**Listing**
##########
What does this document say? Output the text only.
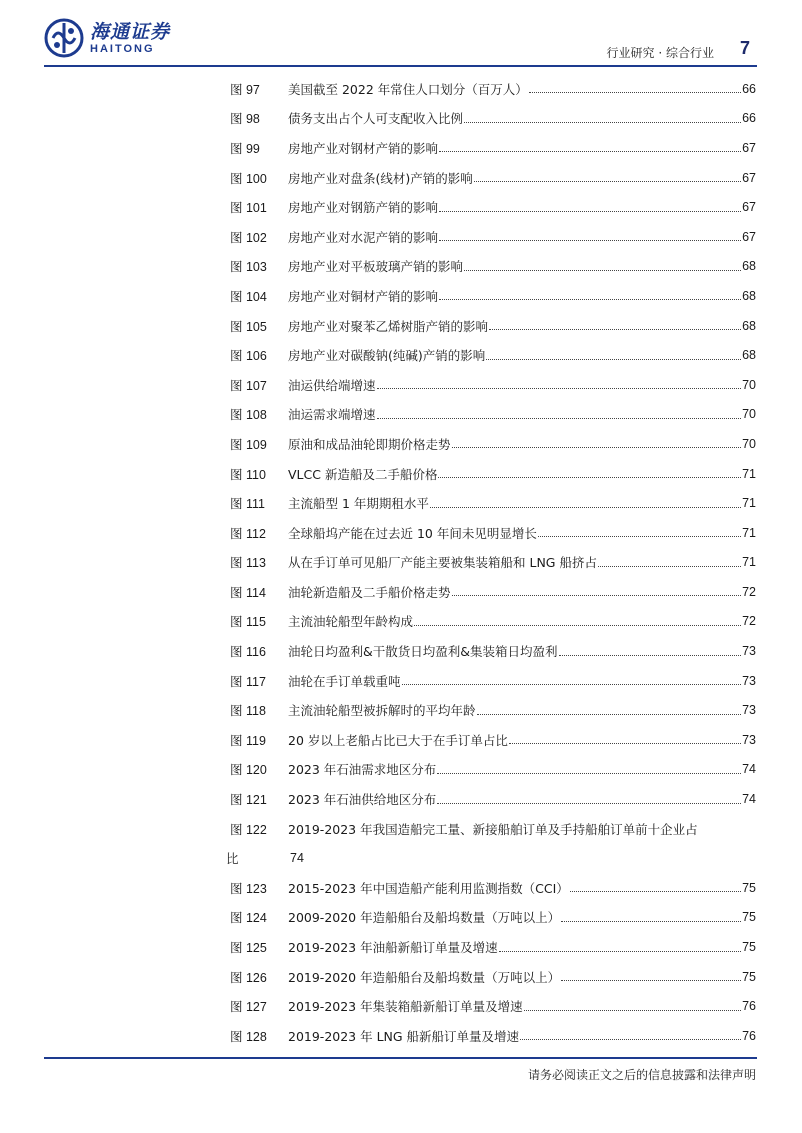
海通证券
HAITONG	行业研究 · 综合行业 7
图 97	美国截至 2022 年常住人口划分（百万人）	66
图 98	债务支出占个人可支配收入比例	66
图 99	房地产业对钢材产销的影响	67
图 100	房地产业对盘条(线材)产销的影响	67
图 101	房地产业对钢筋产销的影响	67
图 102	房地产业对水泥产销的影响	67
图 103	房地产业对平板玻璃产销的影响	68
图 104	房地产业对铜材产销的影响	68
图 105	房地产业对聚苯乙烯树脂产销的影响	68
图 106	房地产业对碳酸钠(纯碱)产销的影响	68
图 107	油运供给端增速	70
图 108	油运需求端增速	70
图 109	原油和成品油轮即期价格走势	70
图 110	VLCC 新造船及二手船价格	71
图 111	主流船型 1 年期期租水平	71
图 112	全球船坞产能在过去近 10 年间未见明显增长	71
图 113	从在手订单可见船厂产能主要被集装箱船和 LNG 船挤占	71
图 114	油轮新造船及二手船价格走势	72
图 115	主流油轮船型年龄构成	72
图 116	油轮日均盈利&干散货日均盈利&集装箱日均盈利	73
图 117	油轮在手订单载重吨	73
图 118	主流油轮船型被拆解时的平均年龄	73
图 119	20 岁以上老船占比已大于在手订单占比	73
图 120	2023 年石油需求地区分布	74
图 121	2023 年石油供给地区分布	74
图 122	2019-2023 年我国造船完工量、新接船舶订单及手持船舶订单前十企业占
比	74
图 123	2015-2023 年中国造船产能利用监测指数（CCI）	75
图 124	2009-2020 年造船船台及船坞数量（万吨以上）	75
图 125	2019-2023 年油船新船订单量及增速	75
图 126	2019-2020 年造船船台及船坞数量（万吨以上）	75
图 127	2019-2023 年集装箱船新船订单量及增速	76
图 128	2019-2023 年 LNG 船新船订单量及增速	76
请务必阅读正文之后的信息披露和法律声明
##########
**Instruction**
Copy every line of the records above that holds the word "年造船船台及船坞数量".

**Output for this task**
图 124	2009-2020 年造船船台及船坞数量（万吨以上）	75
图 126	2019-2020 年造船船台及船坞数量（万吨以上）	75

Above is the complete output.